Direction —
Transcribe every entry below word for word, but skip the pictures.

-- Record excerpts start --

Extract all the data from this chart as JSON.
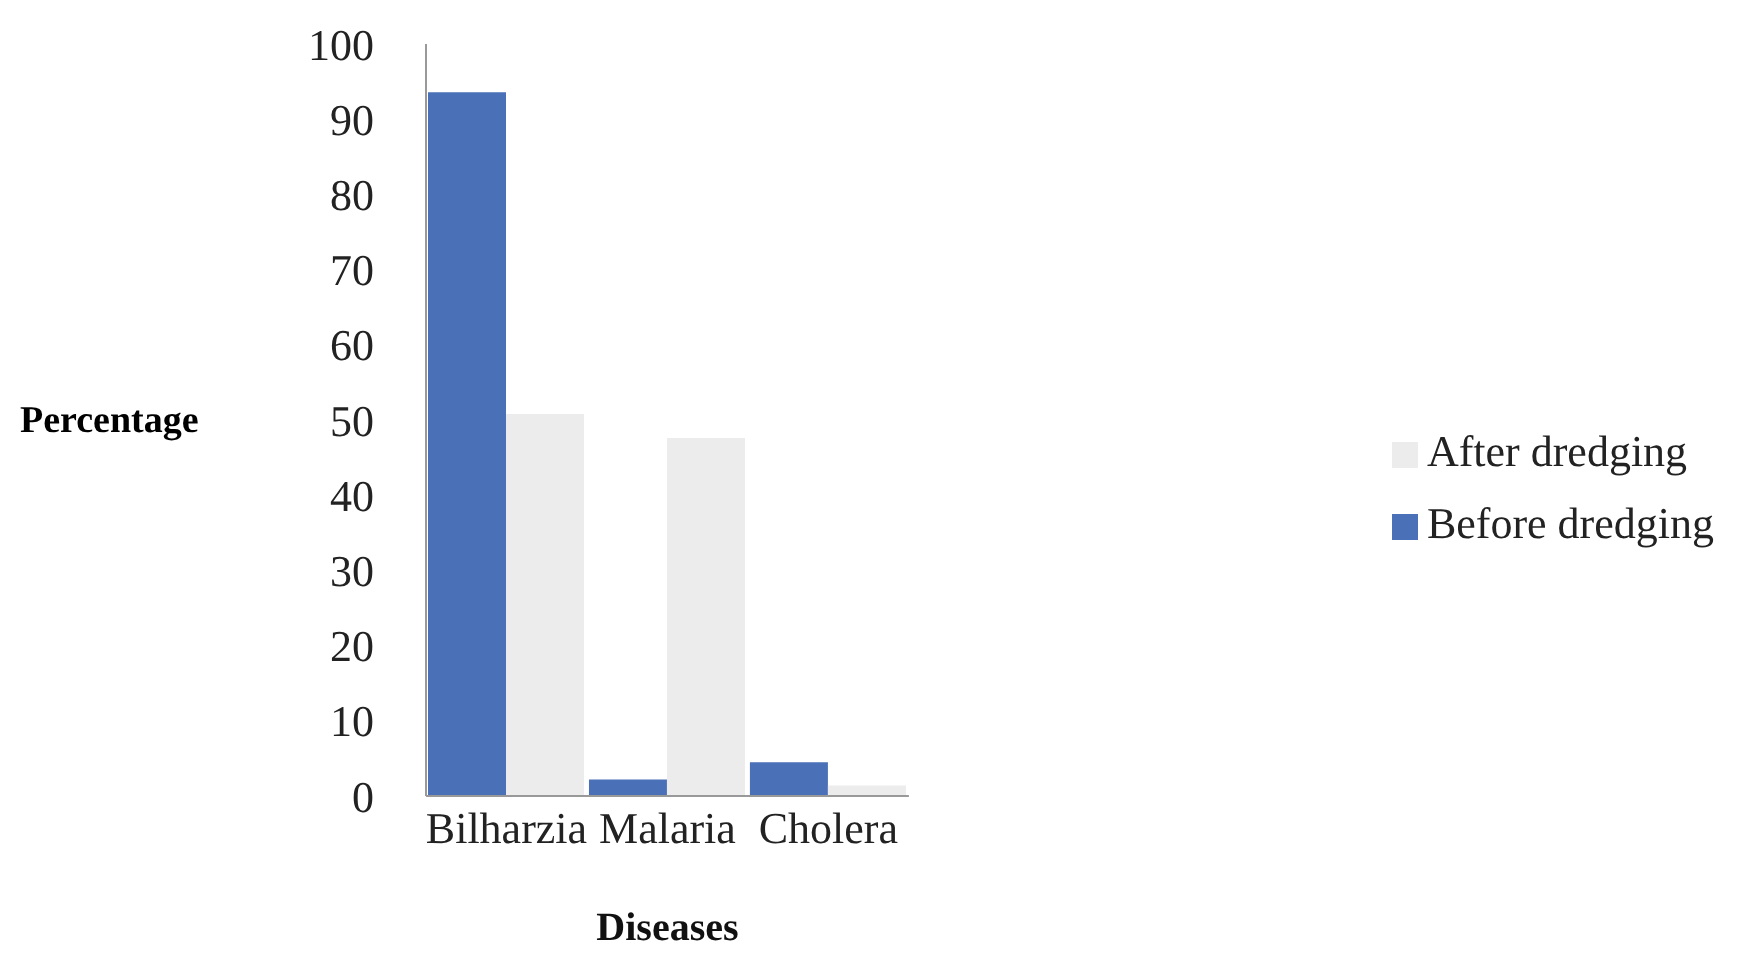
{
  "chart_data": {
    "type": "bar",
    "xlabel": "Diseases",
    "ylabel": "Percentage",
    "categories": [
      "Bilharzia",
      "Malaria",
      "Cholera"
    ],
    "series": [
      {
        "name": "Before dredging",
        "color": "#4a70b7",
        "values": [
          93.6,
          2.2,
          4.5
        ]
      },
      {
        "name": "After dredging",
        "color": "#ececec",
        "values": [
          50.8,
          47.6,
          1.4
        ]
      }
    ],
    "ylim": [
      0,
      100
    ],
    "yticks": [
      0,
      10,
      20,
      30,
      40,
      50,
      60,
      70,
      80,
      90,
      100
    ],
    "grid": false,
    "legend": "right"
  }
}
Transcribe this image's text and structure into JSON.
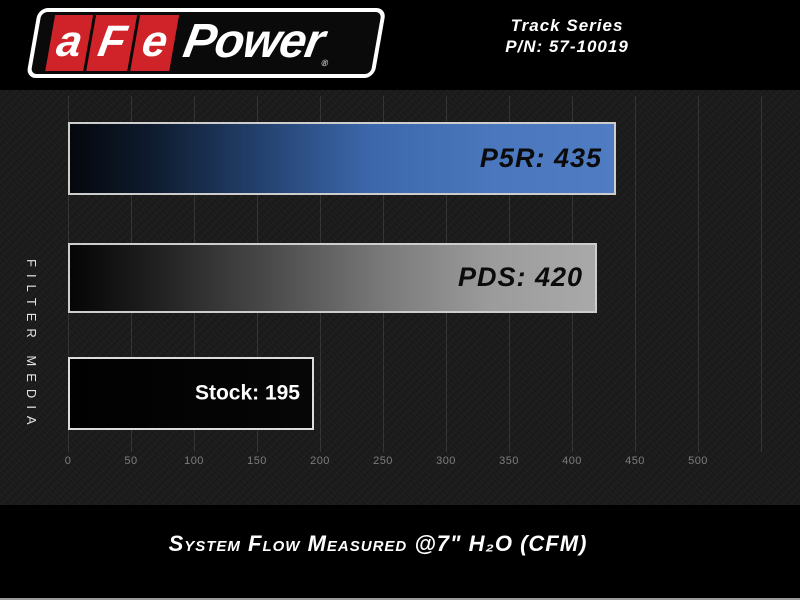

-- Record excerpts end --

Written answer —
Extract all the data from this chart as JSON.
{
  "chart_data": {
    "type": "bar",
    "xlabel": "Diseases",
    "ylabel": "Percentage",
    "categories": [
      "Bilharzia",
      "Malaria",
      "Cholera"
    ],
    "series": [
      {
        "name": "Before dredging",
        "color": "#4a70b7",
        "values": [
          93.6,
          2.2,
          4.5
        ]
      },
      {
        "name": "After dredging",
        "color": "#ececec",
        "values": [
          50.8,
          47.6,
          1.4
        ]
      }
    ],
    "ylim": [
      0,
      100
    ],
    "yticks": [
      0,
      10,
      20,
      30,
      40,
      50,
      60,
      70,
      80,
      90,
      100
    ],
    "grid": false,
    "legend": "right"
  }
}
Transcribe this image's text and structure into JSON.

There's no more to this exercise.